Source data:
— begin —

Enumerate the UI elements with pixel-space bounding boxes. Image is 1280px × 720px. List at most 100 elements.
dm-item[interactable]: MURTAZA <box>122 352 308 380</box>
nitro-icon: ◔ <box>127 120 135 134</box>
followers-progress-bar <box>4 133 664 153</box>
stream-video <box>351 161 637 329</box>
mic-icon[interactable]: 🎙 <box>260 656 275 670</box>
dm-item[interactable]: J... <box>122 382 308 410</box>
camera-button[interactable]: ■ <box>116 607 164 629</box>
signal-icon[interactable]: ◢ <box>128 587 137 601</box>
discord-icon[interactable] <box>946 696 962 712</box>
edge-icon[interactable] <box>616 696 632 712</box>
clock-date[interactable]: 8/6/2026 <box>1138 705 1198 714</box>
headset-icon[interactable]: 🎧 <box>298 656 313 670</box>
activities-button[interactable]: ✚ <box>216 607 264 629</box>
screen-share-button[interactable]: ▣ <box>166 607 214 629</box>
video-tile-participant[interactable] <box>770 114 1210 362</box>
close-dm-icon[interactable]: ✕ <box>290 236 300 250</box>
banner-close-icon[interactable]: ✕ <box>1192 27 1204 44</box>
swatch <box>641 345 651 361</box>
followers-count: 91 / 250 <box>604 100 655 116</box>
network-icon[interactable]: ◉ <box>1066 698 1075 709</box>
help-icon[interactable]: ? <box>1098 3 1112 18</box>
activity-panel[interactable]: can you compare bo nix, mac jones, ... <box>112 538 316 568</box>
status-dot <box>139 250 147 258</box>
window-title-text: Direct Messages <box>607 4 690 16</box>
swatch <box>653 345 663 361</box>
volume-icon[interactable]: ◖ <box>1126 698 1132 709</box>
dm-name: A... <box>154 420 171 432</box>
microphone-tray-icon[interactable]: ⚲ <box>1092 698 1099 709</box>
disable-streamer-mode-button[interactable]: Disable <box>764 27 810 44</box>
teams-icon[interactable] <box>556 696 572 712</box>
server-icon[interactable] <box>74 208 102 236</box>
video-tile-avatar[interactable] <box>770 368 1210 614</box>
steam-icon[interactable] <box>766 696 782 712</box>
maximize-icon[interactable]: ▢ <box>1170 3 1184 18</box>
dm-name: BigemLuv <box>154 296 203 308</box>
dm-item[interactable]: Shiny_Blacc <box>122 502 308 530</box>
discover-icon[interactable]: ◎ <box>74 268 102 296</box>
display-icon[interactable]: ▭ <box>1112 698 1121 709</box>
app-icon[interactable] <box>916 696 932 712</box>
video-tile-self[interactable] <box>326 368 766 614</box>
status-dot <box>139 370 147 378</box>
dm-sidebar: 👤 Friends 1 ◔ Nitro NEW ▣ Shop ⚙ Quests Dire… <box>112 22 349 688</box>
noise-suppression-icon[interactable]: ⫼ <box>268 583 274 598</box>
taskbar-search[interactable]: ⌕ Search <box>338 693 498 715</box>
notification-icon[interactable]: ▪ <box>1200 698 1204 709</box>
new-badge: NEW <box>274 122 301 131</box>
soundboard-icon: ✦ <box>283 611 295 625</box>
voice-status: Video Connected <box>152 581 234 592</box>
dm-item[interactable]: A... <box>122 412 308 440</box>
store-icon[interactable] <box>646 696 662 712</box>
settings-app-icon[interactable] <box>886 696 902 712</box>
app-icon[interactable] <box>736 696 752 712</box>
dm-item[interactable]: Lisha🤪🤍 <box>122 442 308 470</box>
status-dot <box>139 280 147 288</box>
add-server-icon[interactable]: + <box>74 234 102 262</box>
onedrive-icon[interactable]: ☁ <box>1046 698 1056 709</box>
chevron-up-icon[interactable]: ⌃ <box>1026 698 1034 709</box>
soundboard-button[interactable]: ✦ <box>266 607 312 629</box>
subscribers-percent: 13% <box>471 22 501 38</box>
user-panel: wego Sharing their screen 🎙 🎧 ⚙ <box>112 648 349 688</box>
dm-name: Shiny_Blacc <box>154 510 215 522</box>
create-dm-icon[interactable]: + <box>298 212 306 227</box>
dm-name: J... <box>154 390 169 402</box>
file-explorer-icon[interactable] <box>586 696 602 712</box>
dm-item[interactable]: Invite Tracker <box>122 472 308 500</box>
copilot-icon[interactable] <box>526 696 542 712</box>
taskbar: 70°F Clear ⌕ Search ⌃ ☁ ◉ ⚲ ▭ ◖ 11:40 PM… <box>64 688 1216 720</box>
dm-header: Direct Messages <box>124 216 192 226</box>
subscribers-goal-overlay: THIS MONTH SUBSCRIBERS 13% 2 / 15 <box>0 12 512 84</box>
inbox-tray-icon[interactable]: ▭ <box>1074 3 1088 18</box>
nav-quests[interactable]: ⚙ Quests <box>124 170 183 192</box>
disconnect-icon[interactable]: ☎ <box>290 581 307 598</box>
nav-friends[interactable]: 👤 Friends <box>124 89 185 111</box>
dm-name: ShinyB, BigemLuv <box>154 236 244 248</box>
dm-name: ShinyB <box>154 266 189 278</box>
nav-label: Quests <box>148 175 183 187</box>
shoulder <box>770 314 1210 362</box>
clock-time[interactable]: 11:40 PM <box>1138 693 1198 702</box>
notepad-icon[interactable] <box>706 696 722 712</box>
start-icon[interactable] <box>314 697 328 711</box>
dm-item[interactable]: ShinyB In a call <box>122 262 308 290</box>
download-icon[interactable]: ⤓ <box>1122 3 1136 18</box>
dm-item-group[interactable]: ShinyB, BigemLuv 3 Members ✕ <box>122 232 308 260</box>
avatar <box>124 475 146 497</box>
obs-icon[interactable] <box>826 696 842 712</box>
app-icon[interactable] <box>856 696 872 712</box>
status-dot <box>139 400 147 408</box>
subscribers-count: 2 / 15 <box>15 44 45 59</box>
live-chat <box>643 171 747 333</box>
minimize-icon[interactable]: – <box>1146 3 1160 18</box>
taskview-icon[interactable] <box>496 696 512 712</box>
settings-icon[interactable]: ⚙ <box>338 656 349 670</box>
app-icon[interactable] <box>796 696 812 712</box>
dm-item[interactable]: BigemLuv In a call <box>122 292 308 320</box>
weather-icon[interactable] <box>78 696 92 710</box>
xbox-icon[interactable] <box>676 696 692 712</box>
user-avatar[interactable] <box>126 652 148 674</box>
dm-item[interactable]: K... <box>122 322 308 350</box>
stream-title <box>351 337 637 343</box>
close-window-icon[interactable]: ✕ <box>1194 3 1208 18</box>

— end —

▶ **PROBLEM DESCRIPTION**
Write out the material above as a JSON list of strings, one string for each line, skipping any blank lines.

▶ **ANSWER TO THE PROBLEM**
[
  "Enumerate the UI elements with pixel-space bounding boxes. Image is 1280px × 720px. List at most 100 elements.",
  "dm-item[interactable]: MURTAZA <box>122 352 308 380</box>",
  "nitro-icon: ◔ <box>127 120 135 134</box>",
  "followers-progress-bar <box>4 133 664 153</box>",
  "stream-video <box>351 161 637 329</box>",
  "mic-icon[interactable]: 🎙 <box>260 656 275 670</box>",
  "dm-item[interactable]: J... <box>122 382 308 410</box>",
  "camera-button[interactable]: ■ <box>116 607 164 629</box>",
  "signal-icon[interactable]: ◢ <box>128 587 137 601</box>",
  "discord-icon[interactable] <box>946 696 962 712</box>",
  "edge-icon[interactable] <box>616 696 632 712</box>",
  "clock-date[interactable]: 8/6/2026 <box>1138 705 1198 714</box>",
  "headset-icon[interactable]: 🎧 <box>298 656 313 670</box>",
  "activities-button[interactable]: ✚ <box>216 607 264 629</box>",
  "screen-share-button[interactable]: ▣ <box>166 607 214 629</box>",
  "video-tile-participant[interactable] <box>770 114 1210 362</box>",
  "close-dm-icon[interactable]: ✕ <box>290 236 300 250</box>",
  "banner-close-icon[interactable]: ✕ <box>1192 27 1204 44</box>",
  "swatch <box>641 345 651 361</box>",
  "followers-count: 91 / 250 <box>604 100 655 116</box>",
  "network-icon[interactable]: ◉ <box>1066 698 1075 709</box>",
  "help-icon[interactable]: ? <box>1098 3 1112 18</box>",
  "activity-panel[interactable]: can you compare bo nix, mac jones, ... <box>112 538 316 568</box>",
  "status-dot <box>139 250 147 258</box>",
  "window-title-text: Direct Messages <box>607 4 690 16</box>",
  "swatch <box>653 345 663 361</box>",
  "volume-icon[interactable]: ◖ <box>1126 698 1132 709</box>",
  "dm-name: A... <box>154 420 171 432</box>",
  "microphone-tray-icon[interactable]: ⚲ <box>1092 698 1099 709</box>",
  "disable-streamer-mode-button[interactable]: Disable <box>764 27 810 44</box>",
  "teams-icon[interactable] <box>556 696 572 712</box>",
  "server-icon[interactable] <box>74 208 102 236</box>",
  "video-tile-avatar[interactable] <box>770 368 1210 614</box>",
  "steam-icon[interactable] <box>766 696 782 712</box>",
  "maximize-icon[interactable]: ▢ <box>1170 3 1184 18</box>",
  "dm-name: BigemLuv <box>154 296 203 308</box>",
  "dm-item[interactable]: Shiny_Blacc <box>122 502 308 530</box>",
  "discover-icon[interactable]: ◎ <box>74 268 102 296</box>",
  "display-icon[interactable]: ▭ <box>1112 698 1121 709</box>",
  "app-icon[interactable] <box>916 696 932 712</box>",
  "video-tile-self[interactable] <box>326 368 766 614</box>",
  "status-dot <box>139 370 147 378</box>",
  "dm-sidebar: 👤 Friends 1 ◔ Nitro NEW ▣ Shop ⚙ Quests Dire… <box>112 22 349 688</box>",
  "noise-suppression-icon[interactable]: ⫼ <box>268 583 274 598</box>",
  "taskbar-search[interactable]: ⌕ Search <box>338 693 498 715</box>",
  "notification-icon[interactable]: ▪ <box>1200 698 1204 709</box>",
  "new-badge: NEW <box>274 122 301 131</box>",
  "soundboard-icon: ✦ <box>283 611 295 625</box>",
  "voice-status: Video Connected <box>152 581 234 592</box>",
  "dm-item[interactable]: A... <box>122 412 308 440</box>",
  "store-icon[interactable] <box>646 696 662 712</box>",
  "settings-app-icon[interactable] <box>886 696 902 712</box>",
  "app-icon[interactable] <box>736 696 752 712</box>",
  "dm-item[interactable]: Lisha🤪🤍 <box>122 442 308 470</box>",
  "status-dot <box>139 280 147 288</box>",
  "add-server-icon[interactable]: + <box>74 234 102 262</box>",
  "onedrive-icon[interactable]: ☁ <box>1046 698 1056 709</box>",
  "chevron-up-icon[interactable]: ⌃ <box>1026 698 1034 709</box>",
  "soundboard-button[interactable]: ✦ <box>266 607 312 629</box>",
  "subscribers-percent: 13% <box>471 22 501 38</box>",
  "user-panel: wego Sharing their screen 🎙 🎧 ⚙ <box>112 648 349 688</box>",
  "dm-name: Shiny_Blacc <box>154 510 215 522</box>",
  "create-dm-icon[interactable]: + <box>298 212 306 227</box>",
  "dm-name: J... <box>154 390 169 402</box>",
  "file-explorer-icon[interactable] <box>586 696 602 712</box>",
  "dm-item[interactable]: Invite Tracker <box>122 472 308 500</box>",
  "copilot-icon[interactable] <box>526 696 542 712</box>",
  "taskbar: 70°F Clear ⌕ Search ⌃ ☁ ◉ ⚲ ▭ ◖ 11:40 PM… <box>64 688 1216 720</box>",
  "dm-header: Direct Messages <box>124 216 192 226</box>",
  "subscribers-goal-overlay: THIS MONTH SUBSCRIBERS 13% 2 / 15 <box>0 12 512 84</box>",
  "inbox-tray-icon[interactable]: ▭ <box>1074 3 1088 18</box>",
  "nav-quests[interactable]: ⚙ Quests <box>124 170 183 192</box>",
  "disconnect-icon[interactable]: ☎ <box>290 581 307 598</box>",
  "nav-friends[interactable]: 👤 Friends <box>124 89 185 111</box>",
  "dm-name: ShinyB, BigemLuv <box>154 236 244 248</box>",
  "dm-name: ShinyB <box>154 266 189 278</box>",
  "nav-label: Quests <box>148 175 183 187</box>",
  "shoulder <box>770 314 1210 362</box>",
  "clock-time[interactable]: 11:40 PM <box>1138 693 1198 702</box>",
  "notepad-icon[interactable] <box>706 696 722 712</box>",
  "start-icon[interactable] <box>314 697 328 711</box>",
  "dm-item[interactable]: ShinyB In a call <box>122 262 308 290</box>",
  "download-icon[interactable]: ⤓ <box>1122 3 1136 18</box>",
  "dm-item-group[interactable]: ShinyB, BigemLuv 3 Members ✕ <box>122 232 308 260</box>",
  "avatar <box>124 475 146 497</box>",
  "obs-icon[interactable] <box>826 696 842 712</box>",
  "app-icon[interactable] <box>856 696 872 712</box>",
  "status-dot <box>139 400 147 408</box>",
  "subscribers-count: 2 / 15 <box>15 44 45 59</box>",
  "live-chat <box>643 171 747 333</box>",
  "minimize-icon[interactable]: – <box>1146 3 1160 18</box>",
  "taskview-icon[interactable] <box>496 696 512 712</box>",
  "settings-icon[interactable]: ⚙ <box>338 656 349 670</box>",
  "app-icon[interactable] <box>796 696 812 712</box>",
  "dm-item[interactable]: BigemLuv In a call <box>122 292 308 320</box>",
  "weather-icon[interactable] <box>78 696 92 710</box>",
  "xbox-icon[interactable] <box>676 696 692 712</box>",
  "user-avatar[interactable] <box>126 652 148 674</box>",
  "dm-item[interactable]: K... <box>122 322 308 350</box>",
  "stream-title <box>351 337 637 343</box>",
  "close-window-icon[interactable]: ✕ <box>1194 3 1208 18</box>"
]